Records from a data source:
● ● ● ●

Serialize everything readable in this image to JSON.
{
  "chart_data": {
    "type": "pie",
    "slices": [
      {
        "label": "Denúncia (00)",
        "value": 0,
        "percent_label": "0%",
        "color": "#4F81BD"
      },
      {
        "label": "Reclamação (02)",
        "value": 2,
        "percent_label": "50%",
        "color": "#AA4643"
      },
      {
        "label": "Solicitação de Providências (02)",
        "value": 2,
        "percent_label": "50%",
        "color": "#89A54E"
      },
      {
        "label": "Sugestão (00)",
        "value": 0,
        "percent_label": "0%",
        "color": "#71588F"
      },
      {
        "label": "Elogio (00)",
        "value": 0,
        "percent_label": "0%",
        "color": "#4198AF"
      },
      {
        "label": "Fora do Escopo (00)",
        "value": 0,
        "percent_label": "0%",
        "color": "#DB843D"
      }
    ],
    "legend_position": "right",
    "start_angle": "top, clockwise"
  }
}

● ● ● ●

Copy each line of the listing in which the word "color" can be found.

**Solution to the exercise:**
        "color": "#4F81BD"
        "color": "#AA4643"
        "color": "#89A54E"
        "color": "#71588F"
        "color": "#4198AF"
        "color": "#DB843D"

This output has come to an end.